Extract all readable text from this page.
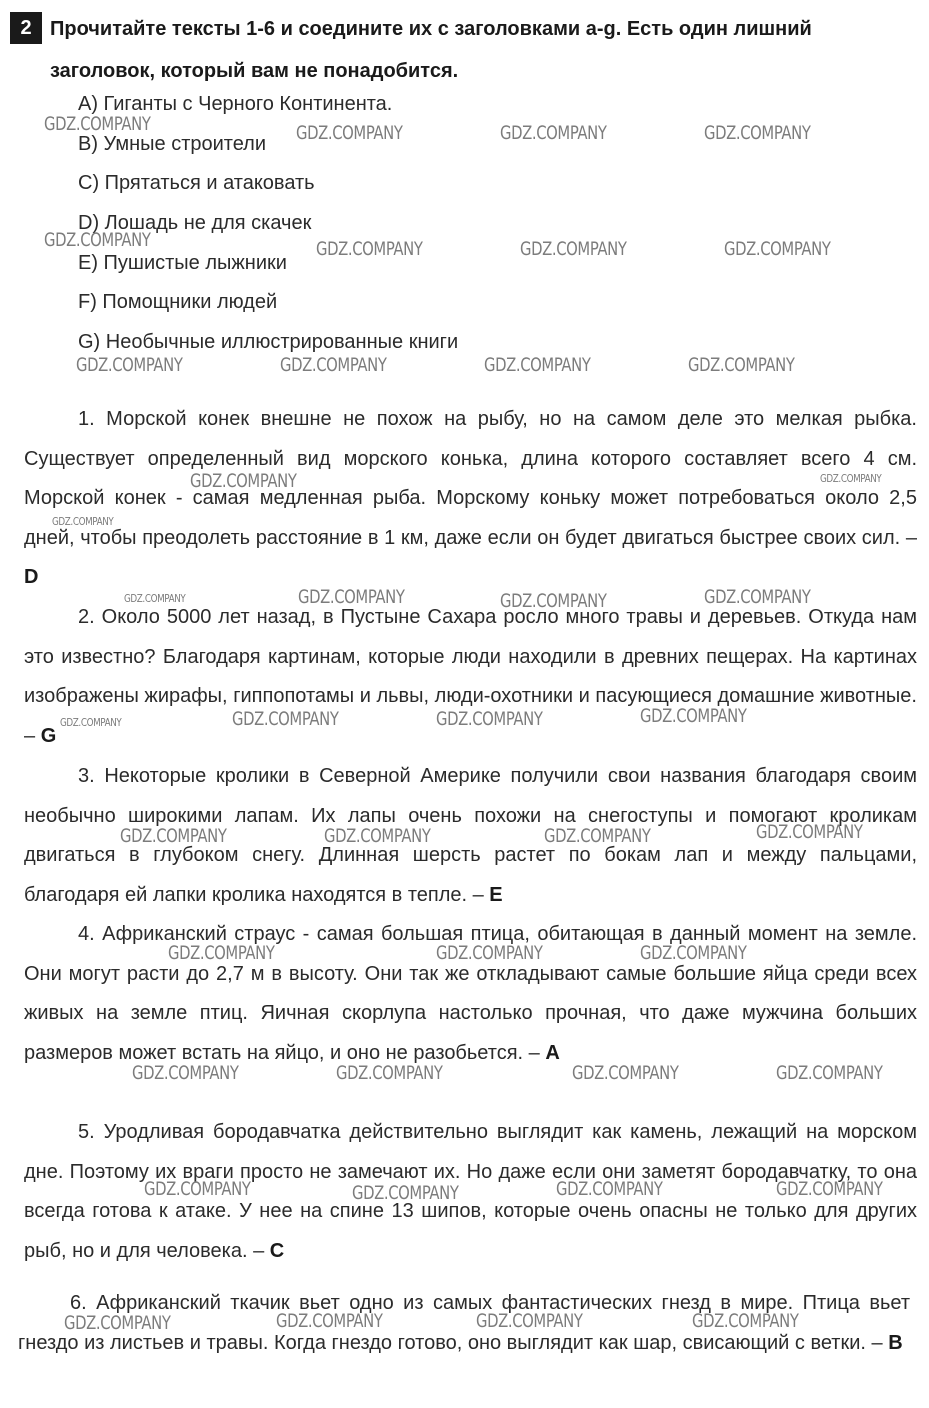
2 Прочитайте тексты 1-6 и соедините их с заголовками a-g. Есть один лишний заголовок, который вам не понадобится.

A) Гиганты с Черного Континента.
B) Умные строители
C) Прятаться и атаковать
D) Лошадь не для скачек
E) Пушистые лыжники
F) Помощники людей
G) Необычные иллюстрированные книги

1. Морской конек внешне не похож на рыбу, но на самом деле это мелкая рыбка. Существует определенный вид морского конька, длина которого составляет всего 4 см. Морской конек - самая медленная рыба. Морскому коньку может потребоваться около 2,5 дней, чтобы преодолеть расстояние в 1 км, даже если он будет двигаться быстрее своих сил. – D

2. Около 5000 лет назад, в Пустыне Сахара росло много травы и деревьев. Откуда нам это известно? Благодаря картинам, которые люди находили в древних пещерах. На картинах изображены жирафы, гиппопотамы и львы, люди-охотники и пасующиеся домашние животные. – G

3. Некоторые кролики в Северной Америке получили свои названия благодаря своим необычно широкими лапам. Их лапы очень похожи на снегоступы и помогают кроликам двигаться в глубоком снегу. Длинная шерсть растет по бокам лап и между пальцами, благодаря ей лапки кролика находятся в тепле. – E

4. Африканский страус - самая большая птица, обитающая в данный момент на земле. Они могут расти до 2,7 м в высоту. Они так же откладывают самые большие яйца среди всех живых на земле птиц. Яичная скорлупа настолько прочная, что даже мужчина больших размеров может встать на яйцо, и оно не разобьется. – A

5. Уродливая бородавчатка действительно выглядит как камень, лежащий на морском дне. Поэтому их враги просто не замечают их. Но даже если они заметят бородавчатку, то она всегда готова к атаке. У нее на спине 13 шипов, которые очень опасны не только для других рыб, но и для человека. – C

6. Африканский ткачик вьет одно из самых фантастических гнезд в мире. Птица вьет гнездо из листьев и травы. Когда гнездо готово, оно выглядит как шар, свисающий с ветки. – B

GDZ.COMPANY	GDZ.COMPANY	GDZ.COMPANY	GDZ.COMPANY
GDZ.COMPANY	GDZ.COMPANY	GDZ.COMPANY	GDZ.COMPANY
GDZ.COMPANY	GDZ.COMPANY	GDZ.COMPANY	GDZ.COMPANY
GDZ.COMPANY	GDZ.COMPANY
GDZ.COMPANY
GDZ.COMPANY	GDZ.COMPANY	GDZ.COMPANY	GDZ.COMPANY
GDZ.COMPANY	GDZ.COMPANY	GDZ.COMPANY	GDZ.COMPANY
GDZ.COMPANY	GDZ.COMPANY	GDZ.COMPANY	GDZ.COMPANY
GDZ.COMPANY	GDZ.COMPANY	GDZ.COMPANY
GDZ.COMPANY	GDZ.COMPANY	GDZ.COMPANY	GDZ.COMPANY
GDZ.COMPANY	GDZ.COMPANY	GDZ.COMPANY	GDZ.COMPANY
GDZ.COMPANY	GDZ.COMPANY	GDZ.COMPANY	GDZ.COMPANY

#### [Task goal]
Give the count of lines holding the word "Африканский" and nothing more.

#### [Written answer]
2